[What this task involves]:
Start at the line containing "Transcribe this image's" and stop at the line containing "Read all visible content and emit it as JSON."; copy those lines exactly, both ends included, and no others.

[Stored data]:

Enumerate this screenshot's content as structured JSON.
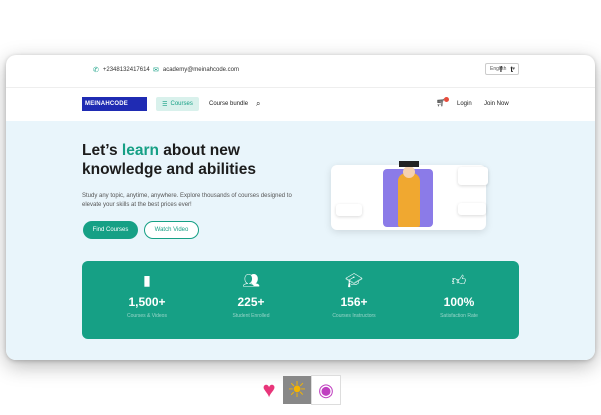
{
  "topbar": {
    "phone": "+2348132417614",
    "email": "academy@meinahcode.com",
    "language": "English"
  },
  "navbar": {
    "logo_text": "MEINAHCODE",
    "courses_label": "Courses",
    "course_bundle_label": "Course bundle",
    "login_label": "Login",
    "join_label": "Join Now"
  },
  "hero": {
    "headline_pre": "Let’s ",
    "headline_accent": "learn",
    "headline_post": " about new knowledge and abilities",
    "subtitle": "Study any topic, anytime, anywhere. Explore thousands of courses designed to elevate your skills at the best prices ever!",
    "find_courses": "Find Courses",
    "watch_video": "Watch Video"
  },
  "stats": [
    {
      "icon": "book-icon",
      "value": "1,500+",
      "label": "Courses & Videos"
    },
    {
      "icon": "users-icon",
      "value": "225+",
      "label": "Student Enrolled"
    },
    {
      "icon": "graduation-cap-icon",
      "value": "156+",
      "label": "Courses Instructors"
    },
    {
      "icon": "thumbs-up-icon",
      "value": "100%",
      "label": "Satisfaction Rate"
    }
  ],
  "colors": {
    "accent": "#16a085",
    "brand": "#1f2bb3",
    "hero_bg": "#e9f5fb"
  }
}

---

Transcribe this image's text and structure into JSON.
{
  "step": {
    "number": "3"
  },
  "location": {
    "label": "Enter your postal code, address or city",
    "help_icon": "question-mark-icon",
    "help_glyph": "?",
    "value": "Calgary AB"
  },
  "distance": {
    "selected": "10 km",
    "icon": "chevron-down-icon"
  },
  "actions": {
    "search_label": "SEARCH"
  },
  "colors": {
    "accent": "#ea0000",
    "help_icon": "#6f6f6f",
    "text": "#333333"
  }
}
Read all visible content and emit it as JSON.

[Expected answer]:
Transcribe this image's text and structure into JSON.
{
  "step": {
    "number": "3"
  },
  "location": {
    "label": "Enter your postal code, address or city",
    "help_icon": "question-mark-icon",
    "help_glyph": "?",
    "value": "Calgary AB"
  },
  "distance": {
    "selected": "10 km",
    "icon": "chevron-down-icon"
  },
  "actions": {
    "search_label": "SEARCH"
  },
  "colors": {
    "accent": "#ea0000",
    "help_icon": "#6f6f6f",
    "text": "#333333"
  }
}
Read all visible content and emit it as JSON.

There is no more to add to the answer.